__GIVEN INSTRUCTION 1__. Reproduce the lines of the listing below, from the line with "attribute-row[interactable]: 指挥防守 ➤" to the line with "attribute-name: 出击(倾向) [585,311,657,329]".

__EXTRACTED TEXT__.
_ _ _ _ _
Expiry of suspension by notice under section 93 of Act in respect of reinsurance contract
33A.—(1)  For the purposes of section 94(1)(b) of the Act, the prescribed time is the same time as —
(a)the time of publication of the notice under section 93 of the Act; or
(b)the time on another date specified in the notice,
as the case may be.
(2)  For the purposes of section 94(1)(b) of the Act, the prescribed date is the second business day after —
(a)the date of publication of the notice under section 93 of the Act; or
(b)the other date specified in the notice,
as the case may be.
[S 1065/2024 wef 31/12/2024]
PART 7
COMPENSATION
Definition of “Division 11 FI”
34.  For the purposes of the definition of “Division 11 FI” in section 121 of the Act, every pertinent financial institution mentioned in regulation 5 is a Division 11 FI.
Form, manner and timing for payment of compensation
35.—(1)  For the purposes of section 123(4) of the Act, where the Minister has made a direction to the trustee of a resolution fund established under Division 10 of Part 8 of the Act in relation to the resolution of a Division 11 FI to make a withdrawal from the resolution fund under section 123(3) of the Act, the trustee must pay the amount of compensation that the pre‑resolution creditor or pre‑resolution shareholder is eligible for in full —
(a)in Singapore dollars into an account in the name of the pre‑resolution creditor or pre‑resolution shareholder (as the case may be) established or maintained with a bank in Singapore; or
(b)in any other manner as the Authority may determine.
(2)  Before the payment of compensation, the trustee may require any pre‑resolution creditor or pre‑resolution shareholder that is eligible for the compensation to submit within the time specified by the trustee, either or both of the following:
(a)particulars of an account in the name of the pre‑resolution creditor or pre‑resolution shareholder (as the case may be) established or maintained with a bank in Singapore;
(b)any other details that the trustee may require to facilitate the payment of compensation to the pre‑resolution creditor or pre‑resolution shareholder, as the case may be.
(3)  Upon receipt of the details required by the trustee mentioned in paragraph (2), the trustee must make the payment of compensation under paragraph (1) within the time specified by the Authority by written notice to the trustee.
(4)  In this regulation, “bank in Singapore” has the meaning given by section 2(1) of the Banking Act 1970.
Criteria for appointment and removal of valuer
36.—(1)  For the purposes of section 124(3) of the Act, the Minister may only appoint a person as a valuer for a Division 11 FI under resolution if the Minister is satisfied that all of the following conditions are fulfilled:
(a)the person is not employed by the Authority or by the Division 11 FI;
(b)the person is not a public sector body or a parent or subsidiary of the Division 11 FI;
(c)the person does not have any material interest in common, or in conflict, with either of the following persons that could influence, or be reasonably perceived to influence, the person’s judgment in the performance of the role of a valuer in relation to the Division 11 FI:
(i)any public sector body;
(ii)the Division 11 FI, or a parent or subsidiary of the Division 11 FI;
(d)the person has sufficient experience, expertise, knowledge of winding up proceedings under Singapore law, and technical and human resources, to carry out the valuation in relation to the Division 11 FI.
_ _ _ _ _
(Dataset entries)
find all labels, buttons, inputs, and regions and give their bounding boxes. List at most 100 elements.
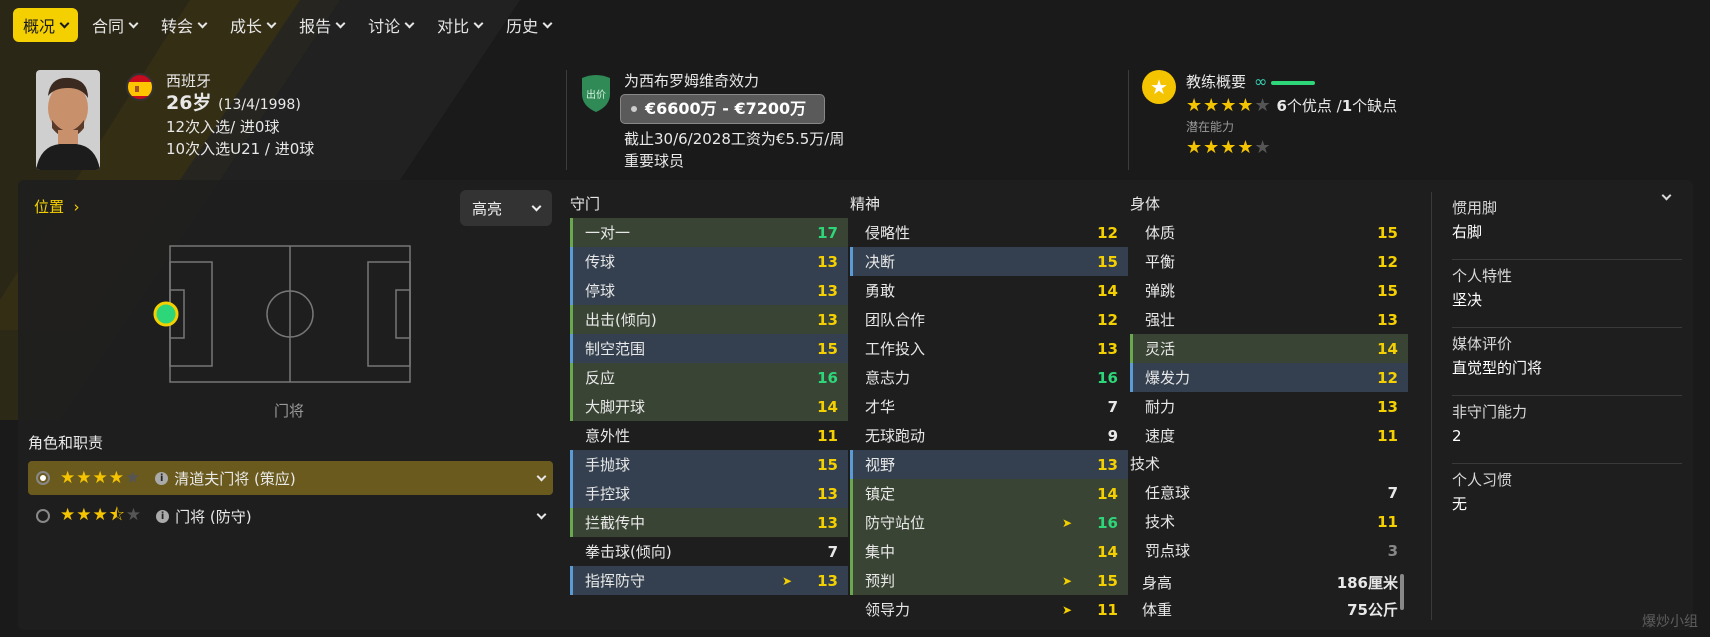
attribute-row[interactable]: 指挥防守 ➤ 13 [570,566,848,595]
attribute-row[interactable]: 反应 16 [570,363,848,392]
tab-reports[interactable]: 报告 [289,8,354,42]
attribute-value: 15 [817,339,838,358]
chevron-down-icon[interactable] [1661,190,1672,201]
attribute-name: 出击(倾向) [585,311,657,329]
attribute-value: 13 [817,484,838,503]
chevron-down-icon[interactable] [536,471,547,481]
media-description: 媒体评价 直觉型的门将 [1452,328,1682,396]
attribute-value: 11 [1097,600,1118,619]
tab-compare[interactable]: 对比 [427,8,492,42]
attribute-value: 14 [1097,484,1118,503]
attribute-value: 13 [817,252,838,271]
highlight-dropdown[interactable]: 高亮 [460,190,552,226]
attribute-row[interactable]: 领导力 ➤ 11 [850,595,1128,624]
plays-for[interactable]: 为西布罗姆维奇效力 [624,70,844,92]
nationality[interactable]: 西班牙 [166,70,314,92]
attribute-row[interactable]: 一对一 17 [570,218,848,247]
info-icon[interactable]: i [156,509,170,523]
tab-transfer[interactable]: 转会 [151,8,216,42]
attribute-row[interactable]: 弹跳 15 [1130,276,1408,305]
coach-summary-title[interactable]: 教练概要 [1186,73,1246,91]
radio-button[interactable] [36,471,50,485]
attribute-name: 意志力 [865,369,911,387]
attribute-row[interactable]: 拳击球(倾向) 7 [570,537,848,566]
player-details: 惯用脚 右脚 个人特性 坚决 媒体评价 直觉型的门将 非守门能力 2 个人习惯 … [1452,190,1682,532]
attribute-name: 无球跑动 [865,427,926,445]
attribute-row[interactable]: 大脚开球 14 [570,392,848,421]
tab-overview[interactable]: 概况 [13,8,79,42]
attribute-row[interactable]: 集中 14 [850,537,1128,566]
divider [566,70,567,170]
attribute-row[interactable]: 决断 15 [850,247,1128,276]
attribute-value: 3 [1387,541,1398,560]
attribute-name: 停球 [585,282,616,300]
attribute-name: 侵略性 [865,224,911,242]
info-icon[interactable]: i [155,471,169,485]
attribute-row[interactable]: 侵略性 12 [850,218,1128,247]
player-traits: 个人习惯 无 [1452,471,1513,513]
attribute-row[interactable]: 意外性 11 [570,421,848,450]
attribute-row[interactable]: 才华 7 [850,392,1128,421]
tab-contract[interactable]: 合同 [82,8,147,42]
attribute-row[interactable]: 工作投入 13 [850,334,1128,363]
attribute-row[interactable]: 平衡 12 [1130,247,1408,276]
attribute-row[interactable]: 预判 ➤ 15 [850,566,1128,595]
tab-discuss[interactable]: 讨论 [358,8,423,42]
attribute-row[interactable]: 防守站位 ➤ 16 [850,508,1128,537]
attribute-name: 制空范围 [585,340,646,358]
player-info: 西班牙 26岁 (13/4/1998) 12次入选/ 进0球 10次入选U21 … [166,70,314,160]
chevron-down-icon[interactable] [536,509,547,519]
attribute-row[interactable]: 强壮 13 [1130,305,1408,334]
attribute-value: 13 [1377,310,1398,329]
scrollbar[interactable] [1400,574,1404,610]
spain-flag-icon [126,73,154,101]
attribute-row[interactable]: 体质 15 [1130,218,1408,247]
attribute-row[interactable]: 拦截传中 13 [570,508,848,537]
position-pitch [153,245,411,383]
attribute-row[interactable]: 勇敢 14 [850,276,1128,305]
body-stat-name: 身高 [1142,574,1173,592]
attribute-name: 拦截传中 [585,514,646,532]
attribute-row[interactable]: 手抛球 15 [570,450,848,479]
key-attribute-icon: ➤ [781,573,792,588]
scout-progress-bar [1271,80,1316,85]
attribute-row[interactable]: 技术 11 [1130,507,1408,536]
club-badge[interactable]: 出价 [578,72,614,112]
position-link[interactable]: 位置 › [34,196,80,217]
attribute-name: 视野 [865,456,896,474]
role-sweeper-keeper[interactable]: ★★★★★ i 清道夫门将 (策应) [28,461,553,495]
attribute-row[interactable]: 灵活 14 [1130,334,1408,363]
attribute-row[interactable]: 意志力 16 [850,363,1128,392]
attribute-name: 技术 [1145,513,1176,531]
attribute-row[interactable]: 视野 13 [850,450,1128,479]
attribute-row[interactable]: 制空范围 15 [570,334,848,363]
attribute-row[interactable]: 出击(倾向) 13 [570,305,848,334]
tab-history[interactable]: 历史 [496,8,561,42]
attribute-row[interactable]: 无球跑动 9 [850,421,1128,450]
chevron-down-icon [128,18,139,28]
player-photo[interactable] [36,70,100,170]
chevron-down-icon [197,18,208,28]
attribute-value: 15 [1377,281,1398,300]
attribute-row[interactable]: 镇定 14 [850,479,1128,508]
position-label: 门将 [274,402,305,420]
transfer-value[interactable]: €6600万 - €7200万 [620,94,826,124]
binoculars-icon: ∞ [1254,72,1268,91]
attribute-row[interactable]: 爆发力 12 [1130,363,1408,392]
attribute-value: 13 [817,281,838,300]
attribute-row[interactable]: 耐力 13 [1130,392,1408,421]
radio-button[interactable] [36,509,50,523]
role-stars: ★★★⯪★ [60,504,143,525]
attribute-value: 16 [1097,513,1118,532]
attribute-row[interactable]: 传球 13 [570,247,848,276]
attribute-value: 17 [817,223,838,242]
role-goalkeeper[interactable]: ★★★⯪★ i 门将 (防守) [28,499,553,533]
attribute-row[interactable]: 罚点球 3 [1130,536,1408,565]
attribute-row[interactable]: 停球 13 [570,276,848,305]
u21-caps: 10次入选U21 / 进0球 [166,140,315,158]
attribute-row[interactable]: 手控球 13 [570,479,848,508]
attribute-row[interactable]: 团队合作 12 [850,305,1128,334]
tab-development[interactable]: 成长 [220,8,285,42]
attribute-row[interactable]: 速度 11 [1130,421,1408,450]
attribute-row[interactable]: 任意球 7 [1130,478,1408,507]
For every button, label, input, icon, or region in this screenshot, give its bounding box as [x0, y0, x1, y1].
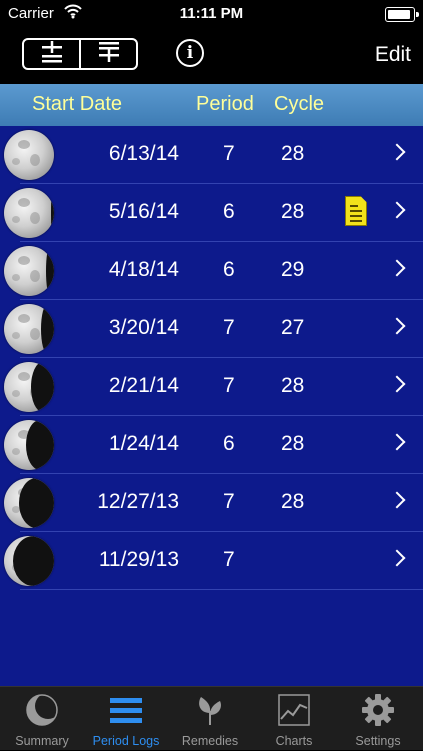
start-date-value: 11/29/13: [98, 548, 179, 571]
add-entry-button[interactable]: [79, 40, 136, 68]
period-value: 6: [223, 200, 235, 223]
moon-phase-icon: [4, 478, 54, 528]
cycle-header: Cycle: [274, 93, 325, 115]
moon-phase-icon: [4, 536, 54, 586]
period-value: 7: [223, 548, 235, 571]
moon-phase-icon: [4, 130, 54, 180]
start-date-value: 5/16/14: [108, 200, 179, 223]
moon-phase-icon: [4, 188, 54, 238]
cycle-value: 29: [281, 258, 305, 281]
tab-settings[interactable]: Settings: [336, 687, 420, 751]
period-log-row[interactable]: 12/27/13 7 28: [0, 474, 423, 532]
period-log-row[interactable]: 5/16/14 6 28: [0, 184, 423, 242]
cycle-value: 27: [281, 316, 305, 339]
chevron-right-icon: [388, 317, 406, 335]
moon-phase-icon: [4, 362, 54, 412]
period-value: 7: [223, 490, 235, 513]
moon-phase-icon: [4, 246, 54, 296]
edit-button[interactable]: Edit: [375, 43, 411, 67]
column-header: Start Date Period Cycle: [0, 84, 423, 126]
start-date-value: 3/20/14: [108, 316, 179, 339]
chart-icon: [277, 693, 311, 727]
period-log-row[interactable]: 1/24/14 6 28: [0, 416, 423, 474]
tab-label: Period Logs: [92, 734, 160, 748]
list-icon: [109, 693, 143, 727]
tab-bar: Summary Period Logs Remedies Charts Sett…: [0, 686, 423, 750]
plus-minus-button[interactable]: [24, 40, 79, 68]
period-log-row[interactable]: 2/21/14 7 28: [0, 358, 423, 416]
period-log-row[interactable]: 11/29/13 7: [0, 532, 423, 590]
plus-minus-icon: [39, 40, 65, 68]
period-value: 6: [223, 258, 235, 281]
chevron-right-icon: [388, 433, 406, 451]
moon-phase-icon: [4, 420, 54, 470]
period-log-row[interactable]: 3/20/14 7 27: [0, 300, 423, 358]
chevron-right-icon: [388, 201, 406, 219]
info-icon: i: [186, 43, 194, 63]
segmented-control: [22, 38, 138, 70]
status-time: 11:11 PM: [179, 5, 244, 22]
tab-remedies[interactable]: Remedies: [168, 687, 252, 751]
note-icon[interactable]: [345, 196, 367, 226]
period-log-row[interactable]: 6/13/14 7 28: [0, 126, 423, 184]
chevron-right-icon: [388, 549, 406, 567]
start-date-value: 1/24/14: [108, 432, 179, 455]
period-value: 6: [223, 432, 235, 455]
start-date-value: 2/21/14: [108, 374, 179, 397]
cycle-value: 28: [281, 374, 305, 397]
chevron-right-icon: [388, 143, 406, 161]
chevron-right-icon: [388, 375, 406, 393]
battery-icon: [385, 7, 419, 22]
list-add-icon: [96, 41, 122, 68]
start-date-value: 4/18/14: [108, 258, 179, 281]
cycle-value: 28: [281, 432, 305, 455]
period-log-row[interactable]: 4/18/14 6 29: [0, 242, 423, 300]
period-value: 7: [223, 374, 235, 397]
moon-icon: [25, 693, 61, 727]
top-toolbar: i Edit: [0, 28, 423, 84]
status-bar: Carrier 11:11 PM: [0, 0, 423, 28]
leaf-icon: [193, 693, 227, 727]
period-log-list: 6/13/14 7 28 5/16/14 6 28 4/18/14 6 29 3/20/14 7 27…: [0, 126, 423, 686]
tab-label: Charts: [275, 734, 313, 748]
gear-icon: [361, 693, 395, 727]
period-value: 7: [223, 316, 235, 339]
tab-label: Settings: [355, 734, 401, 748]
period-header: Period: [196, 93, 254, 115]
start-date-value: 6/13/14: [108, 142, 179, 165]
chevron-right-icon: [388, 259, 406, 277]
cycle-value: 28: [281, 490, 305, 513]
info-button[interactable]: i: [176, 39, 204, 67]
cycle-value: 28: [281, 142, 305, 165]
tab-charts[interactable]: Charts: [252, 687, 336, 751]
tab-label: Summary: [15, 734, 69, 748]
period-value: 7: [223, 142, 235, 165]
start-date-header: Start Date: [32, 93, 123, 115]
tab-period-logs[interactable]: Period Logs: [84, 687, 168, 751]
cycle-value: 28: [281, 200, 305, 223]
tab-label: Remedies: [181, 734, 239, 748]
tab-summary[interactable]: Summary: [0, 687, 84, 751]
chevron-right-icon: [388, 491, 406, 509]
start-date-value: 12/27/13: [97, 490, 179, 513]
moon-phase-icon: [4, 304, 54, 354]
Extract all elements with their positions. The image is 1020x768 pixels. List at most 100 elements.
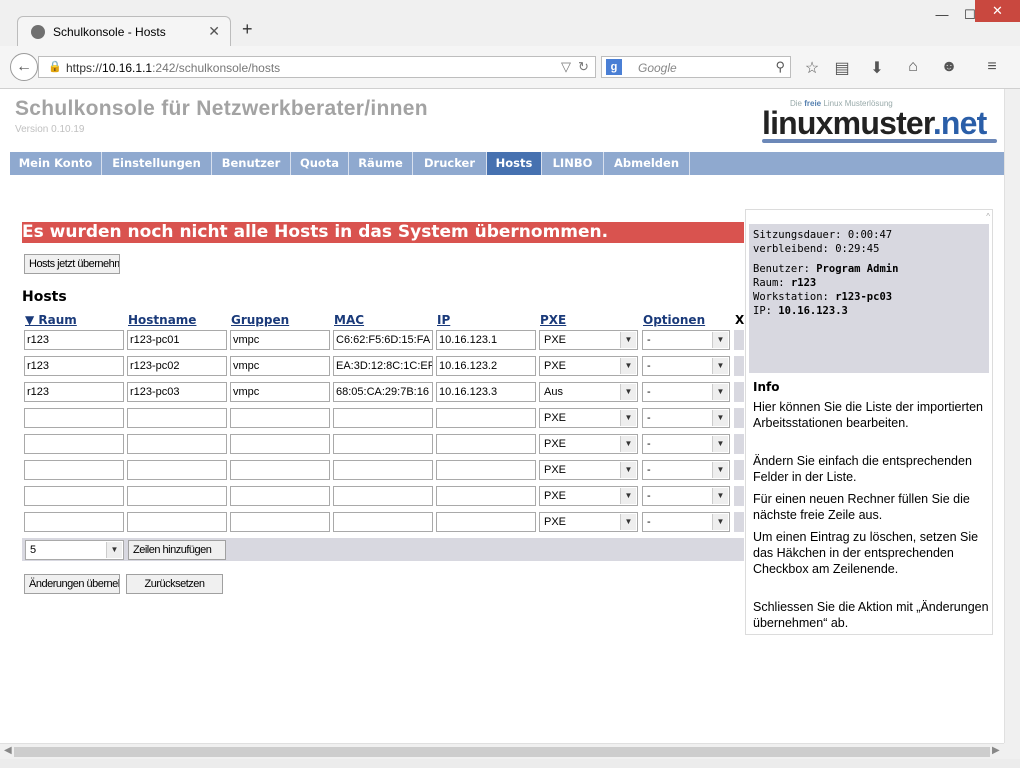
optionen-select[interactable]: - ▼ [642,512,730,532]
_ _ _ _ _
__GIVEN INSTRUCTION 2__. In the regulations text above, write out the passage from "(3)  Upon receipt of" to "to the trustee." word for word.

__WORKED SOLUTION 1__.
attribute-row[interactable]: 指挥防守 ➤ 13 [570,566,848,595]
attribute-row[interactable]: 反应 16 [570,363,848,392]
tab-reports[interactable]: 报告 [289,8,354,42]
attribute-value: 15 [817,339,838,358]
chevron-down-icon[interactable] [1661,190,1672,201]
attribute-name: 出击(倾向) [585,311,657,329]

__WORKED SOLUTION 2__.
(3)  Upon receipt of the details required by the trustee mentioned in paragraph (2), the trustee must make the payment of compensation under paragraph (1) within the time specified by the Authority by written notice to the trustee.